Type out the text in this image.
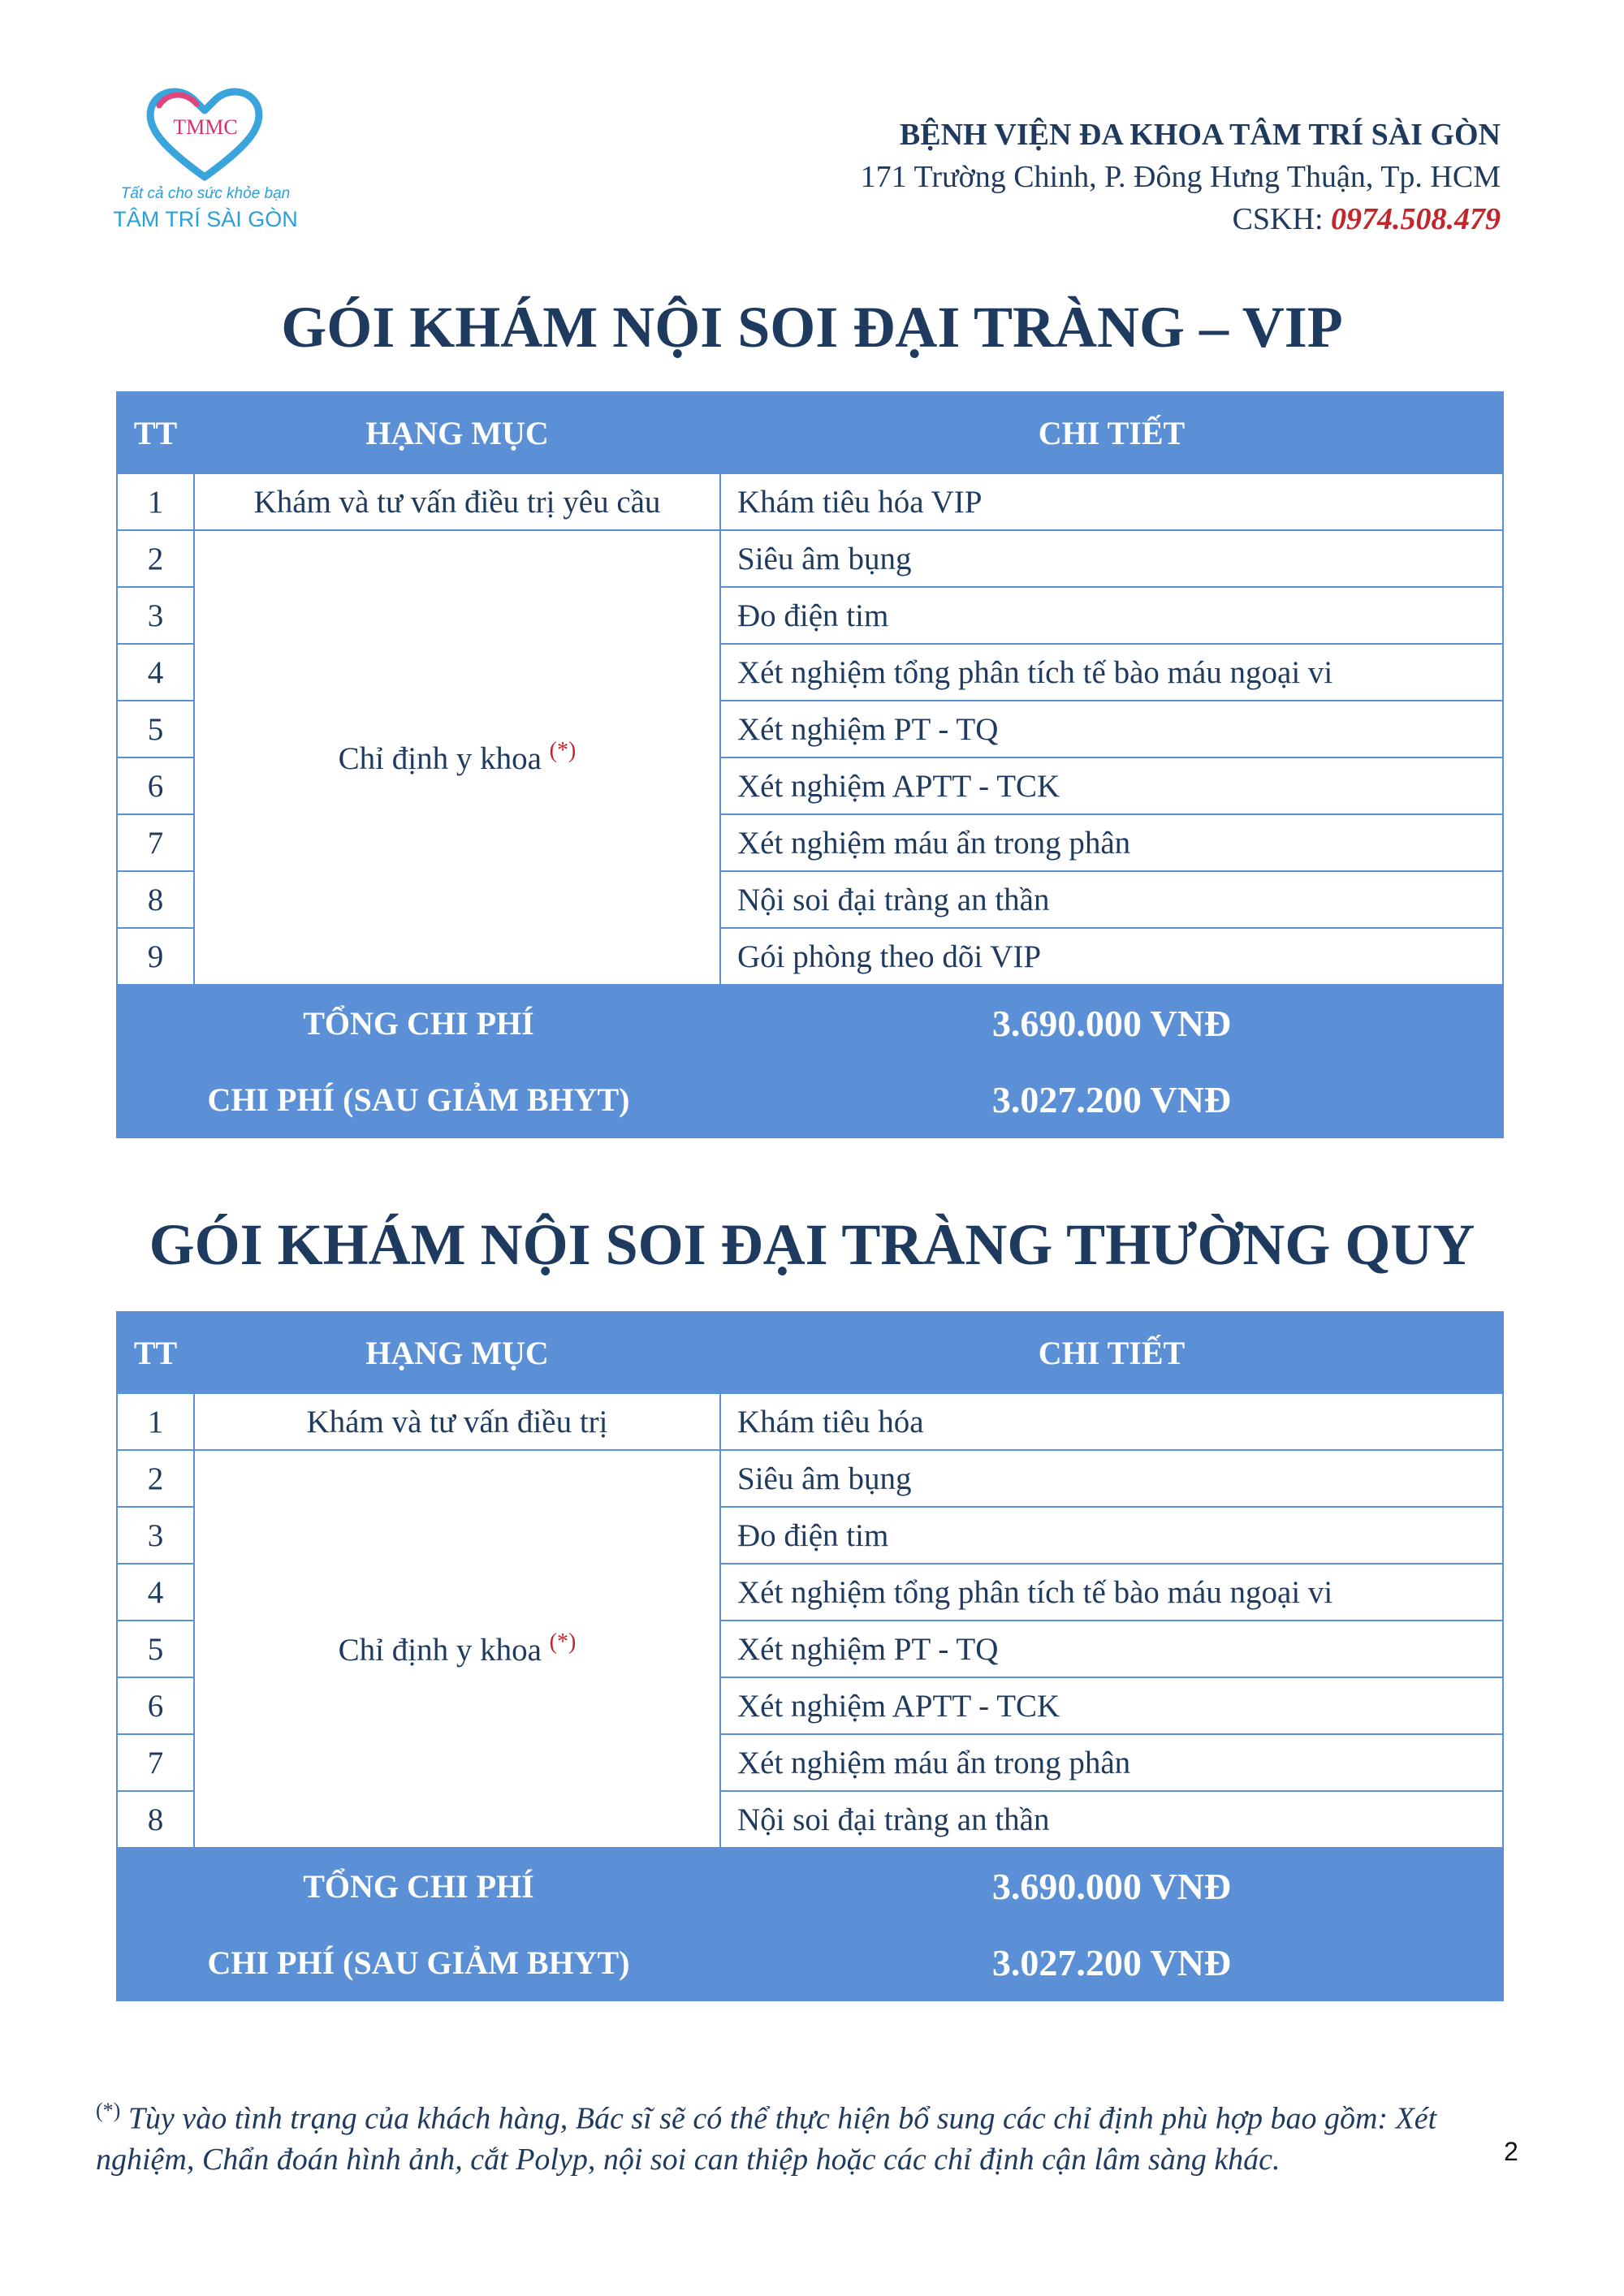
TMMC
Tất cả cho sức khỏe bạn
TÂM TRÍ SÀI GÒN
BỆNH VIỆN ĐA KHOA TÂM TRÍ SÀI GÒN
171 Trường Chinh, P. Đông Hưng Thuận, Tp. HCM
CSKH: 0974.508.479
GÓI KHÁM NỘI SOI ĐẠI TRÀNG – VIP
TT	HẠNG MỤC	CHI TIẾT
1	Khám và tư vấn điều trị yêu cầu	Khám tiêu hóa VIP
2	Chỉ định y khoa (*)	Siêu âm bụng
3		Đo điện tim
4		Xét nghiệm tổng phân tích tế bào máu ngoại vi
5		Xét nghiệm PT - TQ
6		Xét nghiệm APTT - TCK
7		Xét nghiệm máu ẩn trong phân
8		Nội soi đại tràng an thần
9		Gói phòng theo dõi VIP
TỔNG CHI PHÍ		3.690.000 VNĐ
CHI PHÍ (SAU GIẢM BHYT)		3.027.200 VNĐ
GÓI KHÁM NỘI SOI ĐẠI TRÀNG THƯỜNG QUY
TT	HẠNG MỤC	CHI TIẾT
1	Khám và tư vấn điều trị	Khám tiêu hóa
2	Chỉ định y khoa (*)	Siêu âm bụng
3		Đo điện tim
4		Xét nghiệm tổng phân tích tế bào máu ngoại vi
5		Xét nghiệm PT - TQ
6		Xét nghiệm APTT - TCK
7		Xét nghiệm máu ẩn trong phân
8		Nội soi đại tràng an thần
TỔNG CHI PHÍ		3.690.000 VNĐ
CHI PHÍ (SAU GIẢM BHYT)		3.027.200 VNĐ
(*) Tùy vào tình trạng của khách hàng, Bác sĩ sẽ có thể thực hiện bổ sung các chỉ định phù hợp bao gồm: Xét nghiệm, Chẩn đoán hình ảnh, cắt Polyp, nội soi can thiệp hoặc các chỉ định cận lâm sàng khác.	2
---
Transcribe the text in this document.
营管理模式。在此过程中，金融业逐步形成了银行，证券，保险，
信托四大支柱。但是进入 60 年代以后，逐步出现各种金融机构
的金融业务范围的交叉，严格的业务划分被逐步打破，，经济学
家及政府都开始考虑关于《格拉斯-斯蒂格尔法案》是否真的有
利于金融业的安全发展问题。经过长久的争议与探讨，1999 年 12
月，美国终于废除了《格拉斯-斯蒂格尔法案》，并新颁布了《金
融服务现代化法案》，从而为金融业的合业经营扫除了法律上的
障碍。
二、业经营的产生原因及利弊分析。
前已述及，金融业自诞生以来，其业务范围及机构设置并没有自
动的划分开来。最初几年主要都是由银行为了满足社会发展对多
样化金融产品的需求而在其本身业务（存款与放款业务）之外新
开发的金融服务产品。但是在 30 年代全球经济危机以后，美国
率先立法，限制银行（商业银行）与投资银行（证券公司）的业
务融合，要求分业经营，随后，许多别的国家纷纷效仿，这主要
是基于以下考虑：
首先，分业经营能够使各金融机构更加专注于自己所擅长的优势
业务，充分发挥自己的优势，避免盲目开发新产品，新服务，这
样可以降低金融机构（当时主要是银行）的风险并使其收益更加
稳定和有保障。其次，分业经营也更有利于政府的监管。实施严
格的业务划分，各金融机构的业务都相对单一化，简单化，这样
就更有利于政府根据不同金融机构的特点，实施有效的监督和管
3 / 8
...
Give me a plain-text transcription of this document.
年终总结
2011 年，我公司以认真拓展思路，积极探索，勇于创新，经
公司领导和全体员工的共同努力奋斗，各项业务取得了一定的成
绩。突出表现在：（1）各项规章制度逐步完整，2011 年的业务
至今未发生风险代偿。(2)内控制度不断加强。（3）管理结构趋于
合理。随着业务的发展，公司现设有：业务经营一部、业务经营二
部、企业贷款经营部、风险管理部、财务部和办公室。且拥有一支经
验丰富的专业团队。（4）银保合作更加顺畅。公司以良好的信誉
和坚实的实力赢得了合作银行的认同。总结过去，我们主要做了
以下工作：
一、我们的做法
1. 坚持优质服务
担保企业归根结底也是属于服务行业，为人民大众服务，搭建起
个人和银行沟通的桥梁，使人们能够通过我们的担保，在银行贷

Work to be completed - Look through the entries and return every line where "斯蒂格尔法案" appears.

Task output -
家及政府都开始考虑关于《格拉斯-斯蒂格尔法案》是否真的有
月，美国终于废除了《格拉斯-斯蒂格尔法案》，并新颁布了《金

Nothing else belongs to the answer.